Texto para análise |

================

Ganas? Não temos
Acusam os portugueses de cobardia, ou na melhor das hipóteses de falta de nervo quando os comparam com os gregos, os islandeses e os irlandeses. Evocam os conhecidos versos do O'Neill para confirmar, desconsolados, que o tempo passa e a natureza lusa permanece mansa, quase vegetal. Os portugueses abstractos continuam a vergonha dos portugueses concretos. A indignação é pública e notória quando os portugueses concretos, agitadamente sentados à mesa de tertúlias televisivas ou a derramar as suas prosas incendiárias em colunas de jornais, fustigam os portugueses abstractos clamando por mais agitação popular.
Não fosse esta saudável esquizofrenia e talvez o desespero já tivesse incendiado as nossas ruas. Chamo-lhe saudável não porque gera esta paz podre, mas porque nos salvaguarda de um mal maior, que é o da identificação pessoal com um colectivo que não funciona. Não é a cobardia nem a lassidão que nos tolhe, mas a falta de fé no todo que formamos, essa doença endémica que a História, a política recente e as estatísticas do Eurostat, da OCDE e outros organismos competentes, ajudam a explicar. Até a raiva precisa de esperança.

================

Dados fornecidos |
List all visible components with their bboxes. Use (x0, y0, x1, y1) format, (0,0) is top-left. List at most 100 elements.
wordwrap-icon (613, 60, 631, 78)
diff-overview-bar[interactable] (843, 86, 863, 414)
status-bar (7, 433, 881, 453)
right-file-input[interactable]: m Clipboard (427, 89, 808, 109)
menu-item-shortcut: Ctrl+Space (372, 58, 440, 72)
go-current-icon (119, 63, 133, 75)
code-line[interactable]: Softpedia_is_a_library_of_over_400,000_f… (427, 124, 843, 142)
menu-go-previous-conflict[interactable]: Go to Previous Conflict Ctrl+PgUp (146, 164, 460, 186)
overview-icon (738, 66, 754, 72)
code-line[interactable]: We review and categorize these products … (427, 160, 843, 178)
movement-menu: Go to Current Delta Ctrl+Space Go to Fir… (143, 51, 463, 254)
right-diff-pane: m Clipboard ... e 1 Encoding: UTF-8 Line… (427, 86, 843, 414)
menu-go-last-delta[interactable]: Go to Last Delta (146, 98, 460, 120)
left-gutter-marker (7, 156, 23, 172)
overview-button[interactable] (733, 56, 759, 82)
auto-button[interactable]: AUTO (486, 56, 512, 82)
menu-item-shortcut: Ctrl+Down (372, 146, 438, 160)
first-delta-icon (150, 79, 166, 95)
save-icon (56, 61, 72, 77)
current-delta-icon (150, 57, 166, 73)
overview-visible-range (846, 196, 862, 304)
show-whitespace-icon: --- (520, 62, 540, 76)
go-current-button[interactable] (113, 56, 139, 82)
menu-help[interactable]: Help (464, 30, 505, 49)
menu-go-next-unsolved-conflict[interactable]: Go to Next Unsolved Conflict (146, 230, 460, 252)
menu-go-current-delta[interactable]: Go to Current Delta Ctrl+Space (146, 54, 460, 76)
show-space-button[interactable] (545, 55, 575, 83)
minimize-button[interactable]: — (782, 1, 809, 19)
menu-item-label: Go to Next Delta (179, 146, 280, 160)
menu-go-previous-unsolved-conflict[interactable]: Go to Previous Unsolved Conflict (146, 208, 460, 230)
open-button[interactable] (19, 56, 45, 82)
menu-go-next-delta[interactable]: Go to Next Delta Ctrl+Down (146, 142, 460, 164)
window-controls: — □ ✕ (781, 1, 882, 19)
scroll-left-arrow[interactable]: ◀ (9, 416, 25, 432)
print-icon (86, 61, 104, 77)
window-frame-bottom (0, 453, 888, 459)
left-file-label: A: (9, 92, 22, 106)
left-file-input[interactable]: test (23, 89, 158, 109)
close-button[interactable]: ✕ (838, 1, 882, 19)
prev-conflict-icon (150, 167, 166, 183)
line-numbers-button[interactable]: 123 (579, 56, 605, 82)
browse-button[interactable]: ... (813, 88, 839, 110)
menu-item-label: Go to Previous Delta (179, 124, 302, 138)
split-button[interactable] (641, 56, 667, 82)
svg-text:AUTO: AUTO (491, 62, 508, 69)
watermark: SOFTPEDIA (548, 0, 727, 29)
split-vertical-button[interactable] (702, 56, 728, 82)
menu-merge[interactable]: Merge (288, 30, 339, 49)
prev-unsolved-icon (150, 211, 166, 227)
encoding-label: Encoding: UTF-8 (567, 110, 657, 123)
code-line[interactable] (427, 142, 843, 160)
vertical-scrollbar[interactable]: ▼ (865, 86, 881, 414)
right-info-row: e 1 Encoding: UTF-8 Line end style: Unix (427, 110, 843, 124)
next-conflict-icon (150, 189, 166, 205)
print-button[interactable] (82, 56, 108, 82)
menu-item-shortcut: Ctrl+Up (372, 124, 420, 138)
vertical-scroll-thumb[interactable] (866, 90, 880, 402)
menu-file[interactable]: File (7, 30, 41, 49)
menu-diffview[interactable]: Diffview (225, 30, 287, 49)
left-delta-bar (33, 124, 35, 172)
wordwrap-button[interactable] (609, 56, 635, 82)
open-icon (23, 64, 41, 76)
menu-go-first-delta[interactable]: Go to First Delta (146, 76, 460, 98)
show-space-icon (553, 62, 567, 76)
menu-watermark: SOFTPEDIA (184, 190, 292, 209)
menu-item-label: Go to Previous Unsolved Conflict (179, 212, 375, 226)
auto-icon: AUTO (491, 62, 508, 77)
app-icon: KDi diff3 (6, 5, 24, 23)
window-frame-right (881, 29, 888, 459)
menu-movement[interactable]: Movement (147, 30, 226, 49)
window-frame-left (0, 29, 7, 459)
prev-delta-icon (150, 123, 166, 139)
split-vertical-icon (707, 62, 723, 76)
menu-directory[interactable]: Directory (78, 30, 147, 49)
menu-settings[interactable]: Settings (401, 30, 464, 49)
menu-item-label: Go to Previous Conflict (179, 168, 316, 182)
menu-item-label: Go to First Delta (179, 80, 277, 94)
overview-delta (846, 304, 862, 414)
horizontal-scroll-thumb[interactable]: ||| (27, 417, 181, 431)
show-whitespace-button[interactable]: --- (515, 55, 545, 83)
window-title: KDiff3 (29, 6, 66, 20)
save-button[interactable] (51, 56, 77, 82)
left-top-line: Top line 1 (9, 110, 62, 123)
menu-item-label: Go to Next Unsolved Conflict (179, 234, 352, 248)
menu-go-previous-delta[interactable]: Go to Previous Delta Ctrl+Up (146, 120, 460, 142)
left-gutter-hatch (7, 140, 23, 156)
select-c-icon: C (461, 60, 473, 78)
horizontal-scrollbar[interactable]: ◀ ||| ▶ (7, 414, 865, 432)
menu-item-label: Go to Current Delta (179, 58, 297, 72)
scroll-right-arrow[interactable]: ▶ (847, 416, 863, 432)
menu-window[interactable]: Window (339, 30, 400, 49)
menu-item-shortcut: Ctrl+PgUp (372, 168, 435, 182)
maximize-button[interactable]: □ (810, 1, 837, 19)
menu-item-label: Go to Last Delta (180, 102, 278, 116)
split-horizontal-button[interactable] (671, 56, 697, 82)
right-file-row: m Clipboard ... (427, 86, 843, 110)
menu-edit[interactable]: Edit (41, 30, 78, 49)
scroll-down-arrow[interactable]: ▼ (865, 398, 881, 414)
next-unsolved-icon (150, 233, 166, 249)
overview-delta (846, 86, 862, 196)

================

Tarefa proposta | Segundo o texto para análise, se não é a cobardia nem a lassidão, o que tolhe os portugueses?

Resposta à tarefa | A falta de fé no todo que formam, apresentada como uma doença endémica.